- **What you should do**: Output the lines of the entries below beginning at the one with "Convert this screenshot" and ending with the last, exactly as written and without pictures.

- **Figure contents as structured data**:
◆ ◆ ◆ ◆ ◆

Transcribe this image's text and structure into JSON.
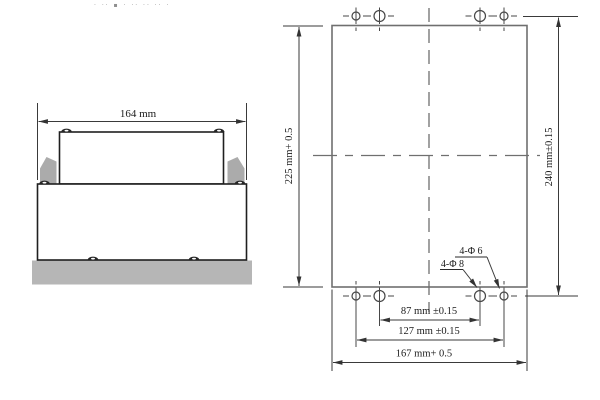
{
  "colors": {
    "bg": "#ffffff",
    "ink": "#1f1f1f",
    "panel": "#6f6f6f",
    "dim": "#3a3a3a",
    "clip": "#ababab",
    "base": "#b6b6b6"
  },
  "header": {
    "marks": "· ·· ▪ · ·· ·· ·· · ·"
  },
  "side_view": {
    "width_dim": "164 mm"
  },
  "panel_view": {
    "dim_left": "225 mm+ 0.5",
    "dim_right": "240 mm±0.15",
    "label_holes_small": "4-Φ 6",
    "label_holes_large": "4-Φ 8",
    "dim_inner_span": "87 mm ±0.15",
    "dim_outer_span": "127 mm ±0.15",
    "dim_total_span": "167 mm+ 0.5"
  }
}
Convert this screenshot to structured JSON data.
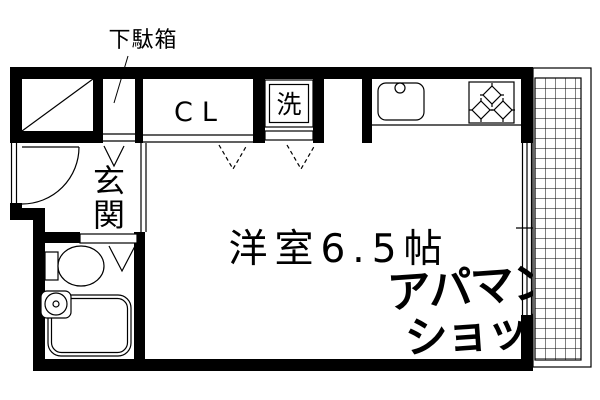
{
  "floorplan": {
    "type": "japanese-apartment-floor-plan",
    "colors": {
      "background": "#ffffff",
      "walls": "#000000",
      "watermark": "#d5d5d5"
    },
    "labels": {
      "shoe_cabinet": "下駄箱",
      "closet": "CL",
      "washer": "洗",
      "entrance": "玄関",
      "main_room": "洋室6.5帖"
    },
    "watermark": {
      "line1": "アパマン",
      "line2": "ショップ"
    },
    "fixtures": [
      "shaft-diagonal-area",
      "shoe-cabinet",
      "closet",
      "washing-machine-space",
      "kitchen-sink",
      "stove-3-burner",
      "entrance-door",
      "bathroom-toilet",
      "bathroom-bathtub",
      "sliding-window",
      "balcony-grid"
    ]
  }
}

◆ ◆ ◆ ◆ ◆

- **Answer to the exercise**:
Convert this screenshot to structured JSON data.
{
  "floorplan": {
    "type": "japanese-apartment-floor-plan",
    "colors": {
      "background": "#ffffff",
      "walls": "#000000",
      "watermark": "#d5d5d5"
    },
    "labels": {
      "shoe_cabinet": "下駄箱",
      "closet": "CL",
      "washer": "洗",
      "entrance": "玄関",
      "main_room": "洋室6.5帖"
    },
    "watermark": {
      "line1": "アパマン",
      "line2": "ショップ"
    },
    "fixtures": [
      "shaft-diagonal-area",
      "shoe-cabinet",
      "closet",
      "washing-machine-space",
      "kitchen-sink",
      "stove-3-burner",
      "entrance-door",
      "bathroom-toilet",
      "bathroom-bathtub",
      "sliding-window",
      "balcony-grid"
    ]
  }
}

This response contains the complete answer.